::: ENTRIES SUPPLIED :::
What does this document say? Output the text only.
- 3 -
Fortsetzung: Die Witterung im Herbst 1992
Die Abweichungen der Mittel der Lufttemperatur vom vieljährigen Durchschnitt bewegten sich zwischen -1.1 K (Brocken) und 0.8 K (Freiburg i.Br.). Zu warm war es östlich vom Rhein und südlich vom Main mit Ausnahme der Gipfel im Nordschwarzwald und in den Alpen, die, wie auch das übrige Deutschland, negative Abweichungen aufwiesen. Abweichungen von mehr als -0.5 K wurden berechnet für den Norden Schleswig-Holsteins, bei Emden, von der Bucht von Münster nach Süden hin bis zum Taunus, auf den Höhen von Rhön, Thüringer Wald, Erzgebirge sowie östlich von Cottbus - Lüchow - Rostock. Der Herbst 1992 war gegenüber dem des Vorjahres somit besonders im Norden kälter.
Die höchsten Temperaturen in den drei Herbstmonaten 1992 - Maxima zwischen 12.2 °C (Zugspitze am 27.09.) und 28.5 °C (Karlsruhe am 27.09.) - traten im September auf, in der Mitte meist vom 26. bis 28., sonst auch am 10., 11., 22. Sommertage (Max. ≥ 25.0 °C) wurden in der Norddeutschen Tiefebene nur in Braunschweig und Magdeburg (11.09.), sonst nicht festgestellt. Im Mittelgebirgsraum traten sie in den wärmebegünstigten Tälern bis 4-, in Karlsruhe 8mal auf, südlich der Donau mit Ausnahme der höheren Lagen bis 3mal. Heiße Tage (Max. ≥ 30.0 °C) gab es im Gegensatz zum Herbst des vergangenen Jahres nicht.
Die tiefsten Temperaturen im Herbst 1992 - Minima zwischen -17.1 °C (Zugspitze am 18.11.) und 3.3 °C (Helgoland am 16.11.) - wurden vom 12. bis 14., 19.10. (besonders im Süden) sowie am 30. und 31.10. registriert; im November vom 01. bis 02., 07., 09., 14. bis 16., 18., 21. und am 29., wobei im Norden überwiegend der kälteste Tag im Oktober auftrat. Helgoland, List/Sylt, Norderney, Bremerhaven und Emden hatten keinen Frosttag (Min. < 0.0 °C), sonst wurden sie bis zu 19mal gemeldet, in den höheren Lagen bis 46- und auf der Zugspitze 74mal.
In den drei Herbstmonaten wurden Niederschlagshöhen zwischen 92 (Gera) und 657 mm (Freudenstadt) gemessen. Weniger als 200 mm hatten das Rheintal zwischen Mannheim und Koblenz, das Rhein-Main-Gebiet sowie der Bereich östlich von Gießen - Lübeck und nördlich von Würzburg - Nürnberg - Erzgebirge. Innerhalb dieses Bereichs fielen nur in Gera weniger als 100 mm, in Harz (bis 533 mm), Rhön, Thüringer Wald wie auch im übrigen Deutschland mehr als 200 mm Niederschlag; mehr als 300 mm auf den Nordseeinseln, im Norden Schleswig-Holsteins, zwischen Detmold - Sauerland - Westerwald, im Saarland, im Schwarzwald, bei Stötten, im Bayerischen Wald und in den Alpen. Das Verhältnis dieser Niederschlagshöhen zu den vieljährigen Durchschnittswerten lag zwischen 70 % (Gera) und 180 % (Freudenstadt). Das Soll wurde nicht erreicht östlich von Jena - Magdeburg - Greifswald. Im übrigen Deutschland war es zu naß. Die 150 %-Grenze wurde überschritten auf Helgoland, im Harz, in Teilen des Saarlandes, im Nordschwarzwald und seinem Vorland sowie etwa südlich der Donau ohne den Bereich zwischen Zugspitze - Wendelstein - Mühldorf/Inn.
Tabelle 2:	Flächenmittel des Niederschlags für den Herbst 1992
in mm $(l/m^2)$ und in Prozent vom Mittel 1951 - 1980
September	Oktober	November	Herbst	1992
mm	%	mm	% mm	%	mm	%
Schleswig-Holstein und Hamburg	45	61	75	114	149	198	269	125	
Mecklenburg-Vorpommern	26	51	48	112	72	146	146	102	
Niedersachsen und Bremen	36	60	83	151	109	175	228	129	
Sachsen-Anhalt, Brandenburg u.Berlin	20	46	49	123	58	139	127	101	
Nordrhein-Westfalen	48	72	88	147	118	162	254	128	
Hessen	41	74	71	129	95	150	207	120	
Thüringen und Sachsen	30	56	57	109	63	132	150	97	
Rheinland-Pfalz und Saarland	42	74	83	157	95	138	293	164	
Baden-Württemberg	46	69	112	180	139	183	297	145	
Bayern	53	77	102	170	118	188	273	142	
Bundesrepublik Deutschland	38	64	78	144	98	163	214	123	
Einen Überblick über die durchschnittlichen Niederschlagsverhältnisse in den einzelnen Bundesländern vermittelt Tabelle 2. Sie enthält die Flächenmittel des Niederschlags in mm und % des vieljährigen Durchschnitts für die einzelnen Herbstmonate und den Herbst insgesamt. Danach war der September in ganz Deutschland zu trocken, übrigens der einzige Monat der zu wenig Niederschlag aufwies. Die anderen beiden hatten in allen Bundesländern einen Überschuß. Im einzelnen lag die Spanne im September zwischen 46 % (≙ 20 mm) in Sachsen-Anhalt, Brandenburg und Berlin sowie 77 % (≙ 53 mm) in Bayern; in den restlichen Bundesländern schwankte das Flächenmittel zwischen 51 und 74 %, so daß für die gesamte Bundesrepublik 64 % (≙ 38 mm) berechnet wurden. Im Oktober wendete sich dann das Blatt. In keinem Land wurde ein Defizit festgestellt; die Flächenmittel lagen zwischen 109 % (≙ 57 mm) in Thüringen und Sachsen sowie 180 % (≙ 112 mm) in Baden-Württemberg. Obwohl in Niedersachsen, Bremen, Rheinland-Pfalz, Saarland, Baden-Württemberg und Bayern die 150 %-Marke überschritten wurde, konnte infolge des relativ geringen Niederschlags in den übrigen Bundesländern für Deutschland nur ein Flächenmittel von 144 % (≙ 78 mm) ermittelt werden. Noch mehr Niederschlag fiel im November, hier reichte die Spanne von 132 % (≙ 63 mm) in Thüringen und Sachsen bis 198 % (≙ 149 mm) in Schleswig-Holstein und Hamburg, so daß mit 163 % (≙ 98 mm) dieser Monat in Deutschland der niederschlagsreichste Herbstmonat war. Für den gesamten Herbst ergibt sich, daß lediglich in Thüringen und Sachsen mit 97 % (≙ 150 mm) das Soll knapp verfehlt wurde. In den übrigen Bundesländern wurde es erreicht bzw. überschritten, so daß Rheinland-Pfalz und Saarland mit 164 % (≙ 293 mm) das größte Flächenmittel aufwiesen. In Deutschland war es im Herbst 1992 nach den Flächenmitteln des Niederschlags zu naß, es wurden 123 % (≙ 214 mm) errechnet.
:::
- YOUR TASK -
Repeat every entry exactly, please.

- SOLUTION TO THE EXERCISE -
What does this document say? Output the text only.
- 3 -
Fortsetzung: Die Witterung im Herbst 1992
Die Abweichungen der Mittel der Lufttemperatur vom vieljährigen Durchschnitt bewegten sich zwischen -1.1 K (Brocken) und 0.8 K (Freiburg i.Br.). Zu warm war es östlich vom Rhein und südlich vom Main mit Ausnahme der Gipfel im Nordschwarzwald und in den Alpen, die, wie auch das übrige Deutschland, negative Abweichungen aufwiesen. Abweichungen von mehr als -0.5 K wurden berechnet für den Norden Schleswig-Holsteins, bei Emden, von der Bucht von Münster nach Süden hin bis zum Taunus, auf den Höhen von Rhön, Thüringer Wald, Erzgebirge sowie östlich von Cottbus - Lüchow - Rostock. Der Herbst 1992 war gegenüber dem des Vorjahres somit besonders im Norden kälter.
Die höchsten Temperaturen in den drei Herbstmonaten 1992 - Maxima zwischen 12.2 °C (Zugspitze am 27.09.) und 28.5 °C (Karlsruhe am 27.09.) - traten im September auf, in der Mitte meist vom 26. bis 28., sonst auch am 10., 11., 22. Sommertage (Max. ≥ 25.0 °C) wurden in der Norddeutschen Tiefebene nur in Braunschweig und Magdeburg (11.09.), sonst nicht festgestellt. Im Mittelgebirgsraum traten sie in den wärmebegünstigten Tälern bis 4-, in Karlsruhe 8mal auf, südlich der Donau mit Ausnahme der höheren Lagen bis 3mal. Heiße Tage (Max. ≥ 30.0 °C) gab es im Gegensatz zum Herbst des vergangenen Jahres nicht.
Die tiefsten Temperaturen im Herbst 1992 - Minima zwischen -17.1 °C (Zugspitze am 18.11.) und 3.3 °C (Helgoland am 16.11.) - wurden vom 12. bis 14., 19.10. (besonders im Süden) sowie am 30. und 31.10. registriert; im November vom 01. bis 02., 07., 09., 14. bis 16., 18., 21. und am 29., wobei im Norden überwiegend der kälteste Tag im Oktober auftrat. Helgoland, List/Sylt, Norderney, Bremerhaven und Emden hatten keinen Frosttag (Min. < 0.0 °C), sonst wurden sie bis zu 19mal gemeldet, in den höheren Lagen bis 46- und auf der Zugspitze 74mal.
In den drei Herbstmonaten wurden Niederschlagshöhen zwischen 92 (Gera) und 657 mm (Freudenstadt) gemessen. Weniger als 200 mm hatten das Rheintal zwischen Mannheim und Koblenz, das Rhein-Main-Gebiet sowie der Bereich östlich von Gießen - Lübeck und nördlich von Würzburg - Nürnberg - Erzgebirge. Innerhalb dieses Bereichs fielen nur in Gera weniger als 100 mm, in Harz (bis 533 mm), Rhön, Thüringer Wald wie auch im übrigen Deutschland mehr als 200 mm Niederschlag; mehr als 300 mm auf den Nordseeinseln, im Norden Schleswig-Holsteins, zwischen Detmold - Sauerland - Westerwald, im Saarland, im Schwarzwald, bei Stötten, im Bayerischen Wald und in den Alpen. Das Verhältnis dieser Niederschlagshöhen zu den vieljährigen Durchschnittswerten lag zwischen 70 % (Gera) und 180 % (Freudenstadt). Das Soll wurde nicht erreicht östlich von Jena - Magdeburg - Greifswald. Im übrigen Deutschland war es zu naß. Die 150 %-Grenze wurde überschritten auf Helgoland, im Harz, in Teilen des Saarlandes, im Nordschwarzwald und seinem Vorland sowie etwa südlich der Donau ohne den Bereich zwischen Zugspitze - Wendelstein - Mühldorf/Inn.
Tabelle 2:	Flächenmittel des Niederschlags für den Herbst 1992
in mm $(l/m^2)$ und in Prozent vom Mittel 1951 - 1980
September	Oktober	November	Herbst	1992
mm	%	mm	% mm	%	mm	%
Schleswig-Holstein und Hamburg	45	61	75	114	149	198	269	125	
Mecklenburg-Vorpommern	26	51	48	112	72	146	146	102	
Niedersachsen und Bremen	36	60	83	151	109	175	228	129	
Sachsen-Anhalt, Brandenburg u.Berlin	20	46	49	123	58	139	127	101	
Nordrhein-Westfalen	48	72	88	147	118	162	254	128	
Hessen	41	74	71	129	95	150	207	120	
Thüringen und Sachsen	30	56	57	109	63	132	150	97	
Rheinland-Pfalz und Saarland	42	74	83	157	95	138	293	164	
Baden-Württemberg	46	69	112	180	139	183	297	145	
Bayern	53	77	102	170	118	188	273	142	
Bundesrepublik Deutschland	38	64	78	144	98	163	214	123	
Einen Überblick über die durchschnittlichen Niederschlagsverhältnisse in den einzelnen Bundesländern vermittelt Tabelle 2. Sie enthält die Flächenmittel des Niederschlags in mm und % des vieljährigen Durchschnitts für die einzelnen Herbstmonate und den Herbst insgesamt. Danach war der September in ganz Deutschland zu trocken, übrigens der einzige Monat der zu wenig Niederschlag aufwies. Die anderen beiden hatten in allen Bundesländern einen Überschuß. Im einzelnen lag die Spanne im September zwischen 46 % (≙ 20 mm) in Sachsen-Anhalt, Brandenburg und Berlin sowie 77 % (≙ 53 mm) in Bayern; in den restlichen Bundesländern schwankte das Flächenmittel zwischen 51 und 74 %, so daß für die gesamte Bundesrepublik 64 % (≙ 38 mm) berechnet wurden. Im Oktober wendete sich dann das Blatt. In keinem Land wurde ein Defizit festgestellt; die Flächenmittel lagen zwischen 109 % (≙ 57 mm) in Thüringen und Sachsen sowie 180 % (≙ 112 mm) in Baden-Württemberg. Obwohl in Niedersachsen, Bremen, Rheinland-Pfalz, Saarland, Baden-Württemberg und Bayern die 150 %-Marke überschritten wurde, konnte infolge des relativ geringen Niederschlags in den übrigen Bundesländern für Deutschland nur ein Flächenmittel von 144 % (≙ 78 mm) ermittelt werden. Noch mehr Niederschlag fiel im November, hier reichte die Spanne von 132 % (≙ 63 mm) in Thüringen und Sachsen bis 198 % (≙ 149 mm) in Schleswig-Holstein und Hamburg, so daß mit 163 % (≙ 98 mm) dieser Monat in Deutschland der niederschlagsreichste Herbstmonat war. Für den gesamten Herbst ergibt sich, daß lediglich in Thüringen und Sachsen mit 97 % (≙ 150 mm) das Soll knapp verfehlt wurde. In den übrigen Bundesländern wurde es erreicht bzw. überschritten, so daß Rheinland-Pfalz und Saarland mit 164 % (≙ 293 mm) das größte Flächenmittel aufwiesen. In Deutschland war es im Herbst 1992 nach den Flächenmitteln des Niederschlags zu naß, es wurden 123 % (≙ 214 mm) errechnet.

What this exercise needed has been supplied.